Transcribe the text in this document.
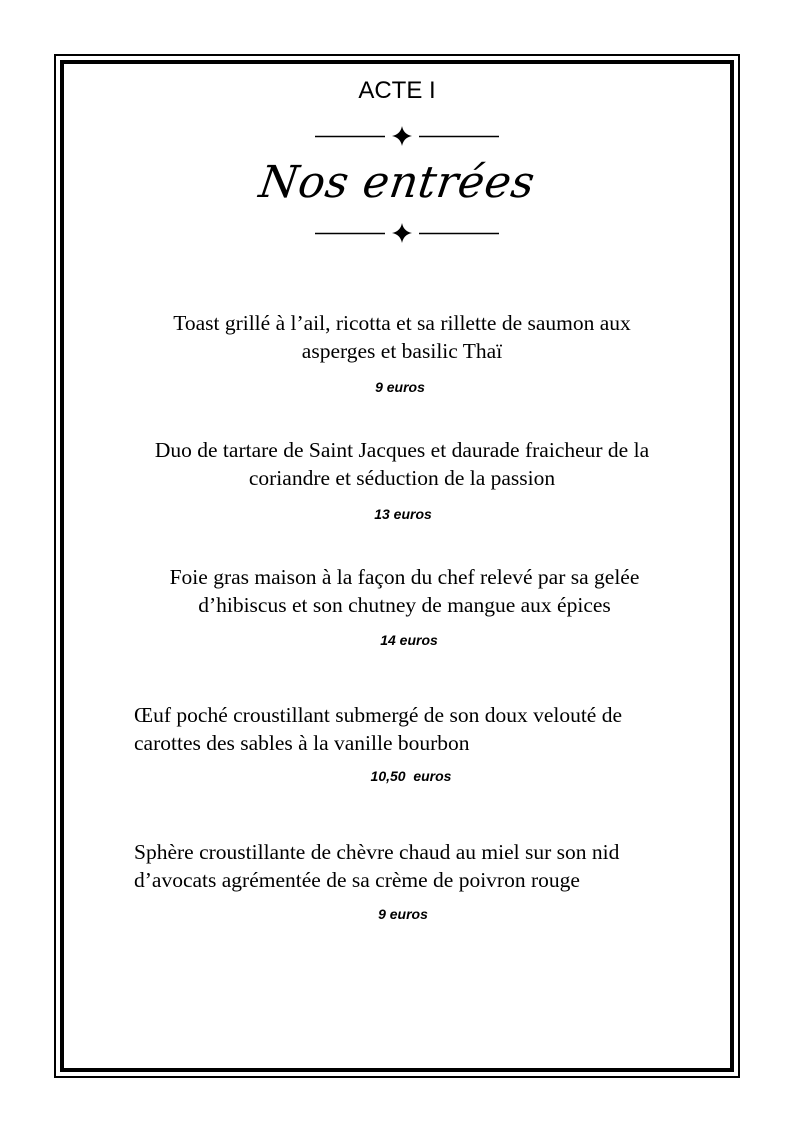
ACTE I
Nos entrées

Toast grillé à l’ail, ricotta et sa rillette de saumon aux asperges et basilic Thaï

9 euros

Duo de tartare de Saint Jacques et daurade fraicheur de la coriandre et séduction de la passion

13 euros

Foie gras maison à la façon du chef relevé par sa gelée d’hibiscus et son chutney de mangue aux épices

14 euros

Œuf poché croustillant submergé de son doux velouté de carottes des sables à la vanille bourbon

10,50  euros

Sphère croustillante de chèvre chaud au miel sur son nid d’avocats agrémentée de sa crème de poivron rouge

9 euros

-------

#### Task instructions
Scan the material above. Extract every line in which the word "euros" occurs.

#### Finished answer
9 euros
13 euros
14 euros
10,50  euros
9 euros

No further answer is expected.